TASK GOAL
Drop the images; return everything else in the listing below exactly.

(Entries with figure data)
[START]
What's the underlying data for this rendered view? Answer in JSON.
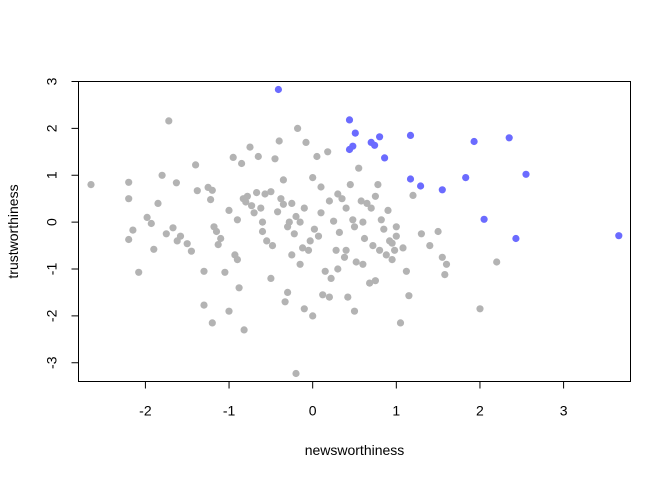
{
  "chart_data": {
    "type": "scatter",
    "title": "",
    "xlabel": "newsworthiness",
    "ylabel": "trustworthiness",
    "xlim": [
      -2.8,
      3.8
    ],
    "ylim": [
      -3.4,
      3.0
    ],
    "xticks": [
      -2,
      -1,
      0,
      1,
      2,
      3
    ],
    "yticks": [
      -3,
      -2,
      -1,
      0,
      1,
      2,
      3
    ],
    "grid": false,
    "legend": "none",
    "colors": {
      "unselected": "#b3b3b3",
      "selected": "#6b6bff"
    },
    "series": [
      {
        "group": "unselected",
        "points": [
          [
            -2.65,
            0.8
          ],
          [
            -2.2,
            0.85
          ],
          [
            -2.2,
            0.5
          ],
          [
            -2.2,
            -0.37
          ],
          [
            -2.15,
            -0.17
          ],
          [
            -2.08,
            -1.07
          ],
          [
            -1.98,
            0.1
          ],
          [
            -1.93,
            -0.03
          ],
          [
            -1.9,
            -0.58
          ],
          [
            -1.85,
            0.4
          ],
          [
            -1.8,
            1.0
          ],
          [
            -1.75,
            -0.25
          ],
          [
            -1.72,
            2.16
          ],
          [
            -1.67,
            -0.12
          ],
          [
            -1.63,
            0.84
          ],
          [
            -1.62,
            -0.4
          ],
          [
            -1.58,
            -0.3
          ],
          [
            -1.5,
            -0.46
          ],
          [
            -1.45,
            -0.62
          ],
          [
            -1.4,
            1.22
          ],
          [
            -1.38,
            0.67
          ],
          [
            -1.3,
            -1.05
          ],
          [
            -1.25,
            0.74
          ],
          [
            -1.22,
            0.48
          ],
          [
            -1.2,
            0.68
          ],
          [
            -1.18,
            -0.1
          ],
          [
            -1.15,
            -0.2
          ],
          [
            -1.13,
            -0.48
          ],
          [
            -1.1,
            -0.35
          ],
          [
            -1.05,
            -1.07
          ],
          [
            -1.0,
            0.25
          ],
          [
            -0.95,
            1.38
          ],
          [
            -0.93,
            -0.7
          ],
          [
            -0.9,
            -0.8
          ],
          [
            -0.88,
            -1.4
          ],
          [
            -0.85,
            1.25
          ],
          [
            -0.83,
            0.5
          ],
          [
            -0.8,
            0.43
          ],
          [
            -0.78,
            0.55
          ],
          [
            -0.75,
            1.6
          ],
          [
            -0.73,
            0.35
          ],
          [
            -0.7,
            0.2
          ],
          [
            -0.67,
            0.63
          ],
          [
            -0.65,
            1.4
          ],
          [
            -0.62,
            0.3
          ],
          [
            -0.6,
            -0.2
          ],
          [
            -0.57,
            0.6
          ],
          [
            -0.55,
            -0.4
          ],
          [
            -0.5,
            0.65
          ],
          [
            -0.48,
            -0.5
          ],
          [
            -0.45,
            1.35
          ],
          [
            -0.42,
            0.22
          ],
          [
            -0.4,
            1.73
          ],
          [
            -0.38,
            0.5
          ],
          [
            -0.35,
            0.38
          ],
          [
            -0.33,
            -1.7
          ],
          [
            -0.3,
            -0.1
          ],
          [
            -0.28,
            0.0
          ],
          [
            -0.25,
            0.4
          ],
          [
            -0.22,
            -0.25
          ],
          [
            -0.2,
            0.12
          ],
          [
            -0.18,
            2.0
          ],
          [
            -0.15,
            -0.9
          ],
          [
            -0.12,
            -0.55
          ],
          [
            -0.1,
            0.3
          ],
          [
            -0.08,
            1.7
          ],
          [
            -0.05,
            -0.6
          ],
          [
            -0.03,
            -0.4
          ],
          [
            0.0,
            0.95
          ],
          [
            0.02,
            -0.15
          ],
          [
            0.05,
            1.4
          ],
          [
            0.07,
            -0.3
          ],
          [
            0.1,
            0.2
          ],
          [
            0.12,
            -1.55
          ],
          [
            0.15,
            -1.05
          ],
          [
            0.18,
            1.5
          ],
          [
            0.2,
            0.45
          ],
          [
            0.22,
            -1.2
          ],
          [
            0.25,
            0.02
          ],
          [
            0.28,
            -0.6
          ],
          [
            0.3,
            -1.0
          ],
          [
            0.32,
            -0.22
          ],
          [
            0.35,
            0.5
          ],
          [
            0.38,
            -0.75
          ],
          [
            0.4,
            -0.6
          ],
          [
            0.42,
            -1.6
          ],
          [
            0.45,
            0.8
          ],
          [
            0.48,
            0.05
          ],
          [
            0.5,
            -0.1
          ],
          [
            0.52,
            -0.85
          ],
          [
            0.55,
            1.15
          ],
          [
            0.58,
            0.45
          ],
          [
            0.6,
            0.0
          ],
          [
            0.62,
            -0.35
          ],
          [
            0.65,
            0.4
          ],
          [
            0.68,
            -1.3
          ],
          [
            0.7,
            0.3
          ],
          [
            0.72,
            -0.5
          ],
          [
            0.75,
            -1.25
          ],
          [
            0.78,
            0.8
          ],
          [
            0.8,
            -0.6
          ],
          [
            0.82,
            0.05
          ],
          [
            0.85,
            -0.15
          ],
          [
            0.88,
            -0.7
          ],
          [
            0.9,
            0.25
          ],
          [
            0.92,
            -0.4
          ],
          [
            0.95,
            -0.8
          ],
          [
            0.98,
            -0.6
          ],
          [
            1.0,
            -0.3
          ],
          [
            1.05,
            -2.15
          ],
          [
            1.08,
            -0.55
          ],
          [
            1.12,
            -1.05
          ],
          [
            1.15,
            -1.57
          ],
          [
            1.2,
            0.57
          ],
          [
            1.3,
            -0.25
          ],
          [
            1.4,
            -0.5
          ],
          [
            1.5,
            -0.2
          ],
          [
            1.55,
            -0.75
          ],
          [
            1.58,
            -1.12
          ],
          [
            1.6,
            -0.9
          ],
          [
            2.0,
            -1.85
          ],
          [
            2.2,
            -0.85
          ],
          [
            -0.2,
            -3.23
          ],
          [
            -0.82,
            -2.3
          ],
          [
            -1.3,
            -1.77
          ],
          [
            -1.2,
            -2.15
          ],
          [
            -1.0,
            -1.9
          ],
          [
            -0.3,
            -1.5
          ],
          [
            -0.1,
            -1.85
          ],
          [
            0.0,
            -2.0
          ],
          [
            0.2,
            -1.6
          ],
          [
            0.5,
            -1.9
          ],
          [
            -0.5,
            -1.2
          ],
          [
            -0.35,
            0.9
          ],
          [
            0.1,
            0.75
          ],
          [
            -0.15,
            0.0
          ],
          [
            0.3,
            0.6
          ],
          [
            -0.6,
            0.0
          ],
          [
            -0.9,
            0.05
          ],
          [
            0.4,
            0.3
          ],
          [
            -0.25,
            -0.7
          ],
          [
            0.6,
            -0.9
          ],
          [
            0.75,
            0.55
          ],
          [
            0.95,
            -0.45
          ],
          [
            1.0,
            -0.1
          ]
        ]
      },
      {
        "group": "selected",
        "points": [
          [
            -0.41,
            2.83
          ],
          [
            0.44,
            2.18
          ],
          [
            0.48,
            1.62
          ],
          [
            0.51,
            1.9
          ],
          [
            0.44,
            1.55
          ],
          [
            0.7,
            1.7
          ],
          [
            0.74,
            1.64
          ],
          [
            0.8,
            1.82
          ],
          [
            0.86,
            1.37
          ],
          [
            1.17,
            1.85
          ],
          [
            1.17,
            0.92
          ],
          [
            1.29,
            0.77
          ],
          [
            1.55,
            0.69
          ],
          [
            1.83,
            0.95
          ],
          [
            1.93,
            1.72
          ],
          [
            2.05,
            0.06
          ],
          [
            2.35,
            1.8
          ],
          [
            2.43,
            -0.35
          ],
          [
            2.55,
            1.02
          ],
          [
            3.66,
            -0.29
          ]
        ]
      }
    ]
  }
}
[END]
WRITTEN RESPONSE
What's the underlying data for this rendered view? Answer in JSON.
{
  "chart_data": {
    "type": "scatter",
    "title": "",
    "xlabel": "newsworthiness",
    "ylabel": "trustworthiness",
    "xlim": [
      -2.8,
      3.8
    ],
    "ylim": [
      -3.4,
      3.0
    ],
    "xticks": [
      -2,
      -1,
      0,
      1,
      2,
      3
    ],
    "yticks": [
      -3,
      -2,
      -1,
      0,
      1,
      2,
      3
    ],
    "grid": false,
    "legend": "none",
    "colors": {
      "unselected": "#b3b3b3",
      "selected": "#6b6bff"
    },
    "series": [
      {
        "group": "unselected",
        "points": [
          [
            -2.65,
            0.8
          ],
          [
            -2.2,
            0.85
          ],
          [
            -2.2,
            0.5
          ],
          [
            -2.2,
            -0.37
          ],
          [
            -2.15,
            -0.17
          ],
          [
            -2.08,
            -1.07
          ],
          [
            -1.98,
            0.1
          ],
          [
            -1.93,
            -0.03
          ],
          [
            -1.9,
            -0.58
          ],
          [
            -1.85,
            0.4
          ],
          [
            -1.8,
            1.0
          ],
          [
            -1.75,
            -0.25
          ],
          [
            -1.72,
            2.16
          ],
          [
            -1.67,
            -0.12
          ],
          [
            -1.63,
            0.84
          ],
          [
            -1.62,
            -0.4
          ],
          [
            -1.58,
            -0.3
          ],
          [
            -1.5,
            -0.46
          ],
          [
            -1.45,
            -0.62
          ],
          [
            -1.4,
            1.22
          ],
          [
            -1.38,
            0.67
          ],
          [
            -1.3,
            -1.05
          ],
          [
            -1.25,
            0.74
          ],
          [
            -1.22,
            0.48
          ],
          [
            -1.2,
            0.68
          ],
          [
            -1.18,
            -0.1
          ],
          [
            -1.15,
            -0.2
          ],
          [
            -1.13,
            -0.48
          ],
          [
            -1.1,
            -0.35
          ],
          [
            -1.05,
            -1.07
          ],
          [
            -1.0,
            0.25
          ],
          [
            -0.95,
            1.38
          ],
          [
            -0.93,
            -0.7
          ],
          [
            -0.9,
            -0.8
          ],
          [
            -0.88,
            -1.4
          ],
          [
            -0.85,
            1.25
          ],
          [
            -0.83,
            0.5
          ],
          [
            -0.8,
            0.43
          ],
          [
            -0.78,
            0.55
          ],
          [
            -0.75,
            1.6
          ],
          [
            -0.73,
            0.35
          ],
          [
            -0.7,
            0.2
          ],
          [
            -0.67,
            0.63
          ],
          [
            -0.65,
            1.4
          ],
          [
            -0.62,
            0.3
          ],
          [
            -0.6,
            -0.2
          ],
          [
            -0.57,
            0.6
          ],
          [
            -0.55,
            -0.4
          ],
          [
            -0.5,
            0.65
          ],
          [
            -0.48,
            -0.5
          ],
          [
            -0.45,
            1.35
          ],
          [
            -0.42,
            0.22
          ],
          [
            -0.4,
            1.73
          ],
          [
            -0.38,
            0.5
          ],
          [
            -0.35,
            0.38
          ],
          [
            -0.33,
            -1.7
          ],
          [
            -0.3,
            -0.1
          ],
          [
            -0.28,
            0.0
          ],
          [
            -0.25,
            0.4
          ],
          [
            -0.22,
            -0.25
          ],
          [
            -0.2,
            0.12
          ],
          [
            -0.18,
            2.0
          ],
          [
            -0.15,
            -0.9
          ],
          [
            -0.12,
            -0.55
          ],
          [
            -0.1,
            0.3
          ],
          [
            -0.08,
            1.7
          ],
          [
            -0.05,
            -0.6
          ],
          [
            -0.03,
            -0.4
          ],
          [
            0.0,
            0.95
          ],
          [
            0.02,
            -0.15
          ],
          [
            0.05,
            1.4
          ],
          [
            0.07,
            -0.3
          ],
          [
            0.1,
            0.2
          ],
          [
            0.12,
            -1.55
          ],
          [
            0.15,
            -1.05
          ],
          [
            0.18,
            1.5
          ],
          [
            0.2,
            0.45
          ],
          [
            0.22,
            -1.2
          ],
          [
            0.25,
            0.02
          ],
          [
            0.28,
            -0.6
          ],
          [
            0.3,
            -1.0
          ],
          [
            0.32,
            -0.22
          ],
          [
            0.35,
            0.5
          ],
          [
            0.38,
            -0.75
          ],
          [
            0.4,
            -0.6
          ],
          [
            0.42,
            -1.6
          ],
          [
            0.45,
            0.8
          ],
          [
            0.48,
            0.05
          ],
          [
            0.5,
            -0.1
          ],
          [
            0.52,
            -0.85
          ],
          [
            0.55,
            1.15
          ],
          [
            0.58,
            0.45
          ],
          [
            0.6,
            0.0
          ],
          [
            0.62,
            -0.35
          ],
          [
            0.65,
            0.4
          ],
          [
            0.68,
            -1.3
          ],
          [
            0.7,
            0.3
          ],
          [
            0.72,
            -0.5
          ],
          [
            0.75,
            -1.25
          ],
          [
            0.78,
            0.8
          ],
          [
            0.8,
            -0.6
          ],
          [
            0.82,
            0.05
          ],
          [
            0.85,
            -0.15
          ],
          [
            0.88,
            -0.7
          ],
          [
            0.9,
            0.25
          ],
          [
            0.92,
            -0.4
          ],
          [
            0.95,
            -0.8
          ],
          [
            0.98,
            -0.6
          ],
          [
            1.0,
            -0.3
          ],
          [
            1.05,
            -2.15
          ],
          [
            1.08,
            -0.55
          ],
          [
            1.12,
            -1.05
          ],
          [
            1.15,
            -1.57
          ],
          [
            1.2,
            0.57
          ],
          [
            1.3,
            -0.25
          ],
          [
            1.4,
            -0.5
          ],
          [
            1.5,
            -0.2
          ],
          [
            1.55,
            -0.75
          ],
          [
            1.58,
            -1.12
          ],
          [
            1.6,
            -0.9
          ],
          [
            2.0,
            -1.85
          ],
          [
            2.2,
            -0.85
          ],
          [
            -0.2,
            -3.23
          ],
          [
            -0.82,
            -2.3
          ],
          [
            -1.3,
            -1.77
          ],
          [
            -1.2,
            -2.15
          ],
          [
            -1.0,
            -1.9
          ],
          [
            -0.3,
            -1.5
          ],
          [
            -0.1,
            -1.85
          ],
          [
            0.0,
            -2.0
          ],
          [
            0.2,
            -1.6
          ],
          [
            0.5,
            -1.9
          ],
          [
            -0.5,
            -1.2
          ],
          [
            -0.35,
            0.9
          ],
          [
            0.1,
            0.75
          ],
          [
            -0.15,
            0.0
          ],
          [
            0.3,
            0.6
          ],
          [
            -0.6,
            0.0
          ],
          [
            -0.9,
            0.05
          ],
          [
            0.4,
            0.3
          ],
          [
            -0.25,
            -0.7
          ],
          [
            0.6,
            -0.9
          ],
          [
            0.75,
            0.55
          ],
          [
            0.95,
            -0.45
          ],
          [
            1.0,
            -0.1
          ]
        ]
      },
      {
        "group": "selected",
        "points": [
          [
            -0.41,
            2.83
          ],
          [
            0.44,
            2.18
          ],
          [
            0.48,
            1.62
          ],
          [
            0.51,
            1.9
          ],
          [
            0.44,
            1.55
          ],
          [
            0.7,
            1.7
          ],
          [
            0.74,
            1.64
          ],
          [
            0.8,
            1.82
          ],
          [
            0.86,
            1.37
          ],
          [
            1.17,
            1.85
          ],
          [
            1.17,
            0.92
          ],
          [
            1.29,
            0.77
          ],
          [
            1.55,
            0.69
          ],
          [
            1.83,
            0.95
          ],
          [
            1.93,
            1.72
          ],
          [
            2.05,
            0.06
          ],
          [
            2.35,
            1.8
          ],
          [
            2.43,
            -0.35
          ],
          [
            2.55,
            1.02
          ],
          [
            3.66,
            -0.29
          ]
        ]
      }
    ]
  }
}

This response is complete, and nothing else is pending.